Task prompt. Scan the material below for the string "Brasil", and copy every line where it shows up.

───── Data shown ─────

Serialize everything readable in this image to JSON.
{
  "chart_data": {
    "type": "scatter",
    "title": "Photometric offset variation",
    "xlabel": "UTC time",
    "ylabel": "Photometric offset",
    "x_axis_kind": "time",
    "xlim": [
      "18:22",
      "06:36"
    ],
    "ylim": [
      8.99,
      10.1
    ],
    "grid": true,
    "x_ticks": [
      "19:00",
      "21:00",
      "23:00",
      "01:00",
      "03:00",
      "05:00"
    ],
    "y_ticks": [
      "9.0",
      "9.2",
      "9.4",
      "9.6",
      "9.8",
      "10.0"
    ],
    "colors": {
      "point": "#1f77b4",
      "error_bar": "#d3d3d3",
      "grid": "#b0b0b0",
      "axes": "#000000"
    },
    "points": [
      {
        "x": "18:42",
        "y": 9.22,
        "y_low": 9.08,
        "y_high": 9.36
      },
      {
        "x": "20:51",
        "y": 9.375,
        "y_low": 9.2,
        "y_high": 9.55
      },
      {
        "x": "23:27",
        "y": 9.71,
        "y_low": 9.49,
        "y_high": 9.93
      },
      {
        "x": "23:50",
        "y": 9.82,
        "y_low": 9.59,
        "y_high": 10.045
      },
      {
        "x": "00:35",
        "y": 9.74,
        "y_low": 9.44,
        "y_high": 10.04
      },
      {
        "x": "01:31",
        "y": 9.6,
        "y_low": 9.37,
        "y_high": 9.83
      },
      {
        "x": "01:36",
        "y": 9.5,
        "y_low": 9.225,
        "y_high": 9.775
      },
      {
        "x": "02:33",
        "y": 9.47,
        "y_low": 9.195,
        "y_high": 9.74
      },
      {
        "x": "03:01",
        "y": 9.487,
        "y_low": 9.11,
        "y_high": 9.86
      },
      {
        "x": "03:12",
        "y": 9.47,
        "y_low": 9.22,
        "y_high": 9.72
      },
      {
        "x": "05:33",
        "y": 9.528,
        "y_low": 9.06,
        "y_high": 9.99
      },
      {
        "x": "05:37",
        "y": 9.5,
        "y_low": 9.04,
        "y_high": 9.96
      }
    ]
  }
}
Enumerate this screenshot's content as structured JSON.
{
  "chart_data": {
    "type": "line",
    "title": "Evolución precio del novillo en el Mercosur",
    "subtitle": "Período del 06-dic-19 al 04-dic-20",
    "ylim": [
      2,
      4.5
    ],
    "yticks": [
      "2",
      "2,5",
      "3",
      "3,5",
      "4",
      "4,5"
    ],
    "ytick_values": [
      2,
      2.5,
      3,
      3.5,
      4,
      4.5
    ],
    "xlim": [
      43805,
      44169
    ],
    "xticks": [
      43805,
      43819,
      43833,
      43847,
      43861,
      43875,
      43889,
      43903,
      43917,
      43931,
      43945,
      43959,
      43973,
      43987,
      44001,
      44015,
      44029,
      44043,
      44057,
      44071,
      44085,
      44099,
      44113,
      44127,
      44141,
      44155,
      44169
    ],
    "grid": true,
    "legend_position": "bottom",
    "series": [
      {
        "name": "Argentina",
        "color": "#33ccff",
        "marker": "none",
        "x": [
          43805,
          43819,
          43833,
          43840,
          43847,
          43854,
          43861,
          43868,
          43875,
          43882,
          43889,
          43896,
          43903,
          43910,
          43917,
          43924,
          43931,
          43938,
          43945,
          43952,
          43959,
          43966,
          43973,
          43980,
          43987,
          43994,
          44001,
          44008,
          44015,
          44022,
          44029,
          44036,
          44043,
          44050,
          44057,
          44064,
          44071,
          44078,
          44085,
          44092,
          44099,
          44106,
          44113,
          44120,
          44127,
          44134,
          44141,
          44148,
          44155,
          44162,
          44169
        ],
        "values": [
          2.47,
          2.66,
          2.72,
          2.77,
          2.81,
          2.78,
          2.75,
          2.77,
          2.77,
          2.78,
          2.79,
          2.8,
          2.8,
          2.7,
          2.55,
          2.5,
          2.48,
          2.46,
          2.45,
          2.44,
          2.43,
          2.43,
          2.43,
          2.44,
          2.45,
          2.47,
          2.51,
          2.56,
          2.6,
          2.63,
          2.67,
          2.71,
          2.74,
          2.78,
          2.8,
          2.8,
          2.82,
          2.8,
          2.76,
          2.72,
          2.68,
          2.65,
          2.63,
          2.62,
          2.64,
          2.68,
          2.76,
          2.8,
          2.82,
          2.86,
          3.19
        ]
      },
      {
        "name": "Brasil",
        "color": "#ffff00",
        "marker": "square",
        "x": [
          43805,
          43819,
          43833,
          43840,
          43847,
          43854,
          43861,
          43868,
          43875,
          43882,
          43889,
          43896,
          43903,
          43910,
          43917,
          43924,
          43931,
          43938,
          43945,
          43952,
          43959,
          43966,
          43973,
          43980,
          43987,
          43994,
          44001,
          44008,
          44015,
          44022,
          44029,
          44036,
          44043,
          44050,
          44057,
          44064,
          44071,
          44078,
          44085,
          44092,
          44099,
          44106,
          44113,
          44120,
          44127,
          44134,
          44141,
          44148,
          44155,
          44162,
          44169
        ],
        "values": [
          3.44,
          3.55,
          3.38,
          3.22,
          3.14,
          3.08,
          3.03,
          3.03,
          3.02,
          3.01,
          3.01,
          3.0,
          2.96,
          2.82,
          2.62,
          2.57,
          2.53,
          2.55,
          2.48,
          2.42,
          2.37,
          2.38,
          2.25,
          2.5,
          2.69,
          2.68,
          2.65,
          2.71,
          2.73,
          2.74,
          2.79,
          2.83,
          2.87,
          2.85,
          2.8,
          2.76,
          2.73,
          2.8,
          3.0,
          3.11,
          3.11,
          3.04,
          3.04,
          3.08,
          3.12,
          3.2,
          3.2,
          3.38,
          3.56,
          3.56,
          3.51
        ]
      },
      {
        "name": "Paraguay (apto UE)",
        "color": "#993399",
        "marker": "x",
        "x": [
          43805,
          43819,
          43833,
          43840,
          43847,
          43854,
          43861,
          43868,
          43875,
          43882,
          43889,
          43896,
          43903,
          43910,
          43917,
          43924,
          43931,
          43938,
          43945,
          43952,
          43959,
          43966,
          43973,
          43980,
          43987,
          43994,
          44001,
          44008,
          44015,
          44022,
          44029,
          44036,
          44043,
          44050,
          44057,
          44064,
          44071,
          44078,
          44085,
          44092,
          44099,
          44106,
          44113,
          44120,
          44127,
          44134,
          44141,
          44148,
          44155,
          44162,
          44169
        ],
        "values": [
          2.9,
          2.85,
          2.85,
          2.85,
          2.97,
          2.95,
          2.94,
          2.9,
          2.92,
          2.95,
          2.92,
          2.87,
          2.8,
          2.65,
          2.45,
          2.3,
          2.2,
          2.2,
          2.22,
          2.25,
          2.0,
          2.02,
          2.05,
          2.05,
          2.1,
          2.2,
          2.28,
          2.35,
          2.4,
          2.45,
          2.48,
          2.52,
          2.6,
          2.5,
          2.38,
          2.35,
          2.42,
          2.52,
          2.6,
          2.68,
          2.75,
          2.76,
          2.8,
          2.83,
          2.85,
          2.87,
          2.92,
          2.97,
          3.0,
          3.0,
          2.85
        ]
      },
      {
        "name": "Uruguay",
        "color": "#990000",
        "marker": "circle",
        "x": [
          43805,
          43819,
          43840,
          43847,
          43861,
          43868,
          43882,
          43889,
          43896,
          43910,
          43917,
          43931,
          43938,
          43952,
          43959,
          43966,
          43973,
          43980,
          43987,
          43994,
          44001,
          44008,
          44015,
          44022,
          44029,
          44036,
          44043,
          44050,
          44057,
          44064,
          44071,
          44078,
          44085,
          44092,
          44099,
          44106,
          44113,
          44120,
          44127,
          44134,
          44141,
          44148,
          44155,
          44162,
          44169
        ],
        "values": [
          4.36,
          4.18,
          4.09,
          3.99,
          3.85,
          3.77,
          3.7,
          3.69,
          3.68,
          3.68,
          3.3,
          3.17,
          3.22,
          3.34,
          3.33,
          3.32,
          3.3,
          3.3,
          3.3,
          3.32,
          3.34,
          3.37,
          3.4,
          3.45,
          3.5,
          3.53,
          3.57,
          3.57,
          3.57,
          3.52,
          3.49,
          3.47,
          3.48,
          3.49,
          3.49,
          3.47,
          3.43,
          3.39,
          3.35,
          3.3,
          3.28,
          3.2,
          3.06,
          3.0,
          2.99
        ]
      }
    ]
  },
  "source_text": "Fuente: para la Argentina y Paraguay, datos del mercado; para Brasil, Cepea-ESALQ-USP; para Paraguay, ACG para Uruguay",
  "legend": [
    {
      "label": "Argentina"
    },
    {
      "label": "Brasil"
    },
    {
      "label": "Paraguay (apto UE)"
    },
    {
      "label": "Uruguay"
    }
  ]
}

─────

The answer.
        "name": "Brasil",
  "source_text": "Fuente: para la Argentina y Paraguay, datos del mercado; para Brasil, Cepea-ESALQ-USP; para Paraguay, ACG para Uruguay",
      "label": "Brasil"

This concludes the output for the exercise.